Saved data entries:
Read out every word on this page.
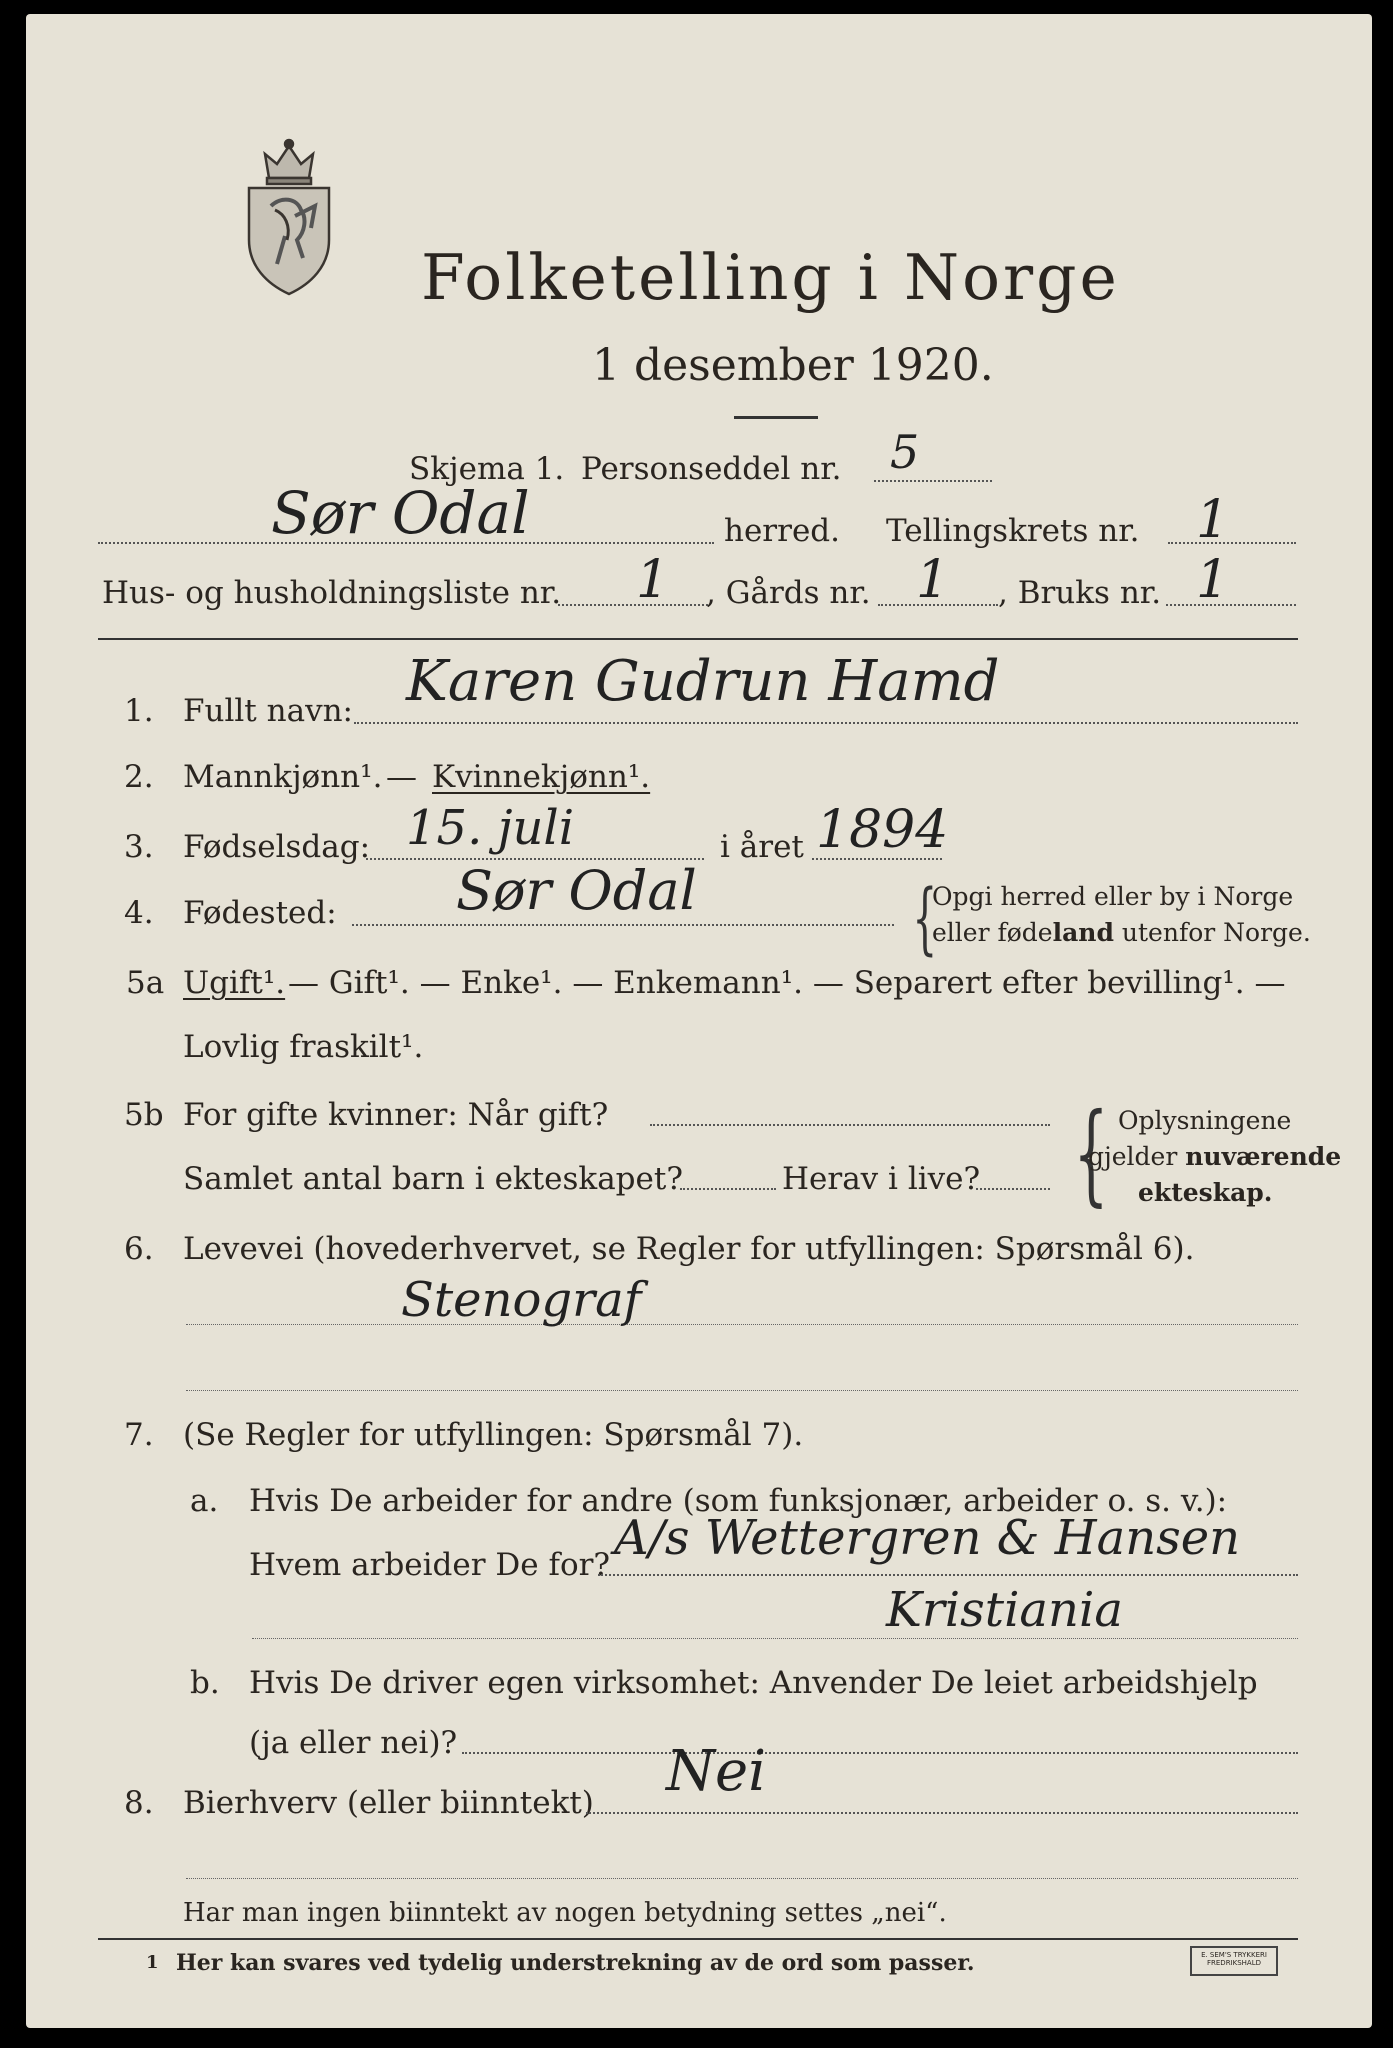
Folketelling i Norge
1 desember 1920.
Skjema 1. Personseddel nr. 5
Sør Odal	herred. Tellingskrets nr. 1
Hus- og husholdningsliste nr. 1 , Gårds nr. 1 , Bruks nr. 1
1. Fullt navn: Karen Gudrun Hamd
2. Mannkjønn¹. — Kvinnekjønn¹.
3. Fødselsdag: 15. juli	i året 1894
4. Fødested: Sør Odal	{
Opgi herred eller by i Norge
eller fødeland utenfor Norge.
5a Ugift¹. — Gift¹. — Enke¹. — Enkemann¹. — Separert efter bevilling¹. —
Lovlig fraskilt¹.
5b For gifte kvinner: Når gift?
Samlet antal barn i ekteskapet?	Herav i live? { Oplysningene
gjelder nuværende
ekteskap.
6. Levevei (hovederhvervet, se Regler for utfyllingen: Spørsmål 6).
Stenograf
7. (Se Regler for utfyllingen: Spørsmål 7).
a. Hvis De arbeider for andre (som funksjonær, arbeider o. s. v.):
Hvem arbeider De for? A/s Wettergren & Hansen
Kristiania
b. Hvis De driver egen virksomhet: Anvender De leiet arbeidshjelp
(ja eller nei)?
8. Bierhverv (eller biinntekt) Nei
Har man ingen biinntekt av nogen betydning settes „nei“.
1 Her kan svares ved tydelig understrekning av de ord som passer.	E. SEM'S TRYKKERI
FREDRIKSHALD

#### WRITTEN PROBLEM
Copy each line that holds the word "herred".

#### REPLY
Sør Odal	herred. Tellingskrets nr. 1
Opgi herred eller by i Norge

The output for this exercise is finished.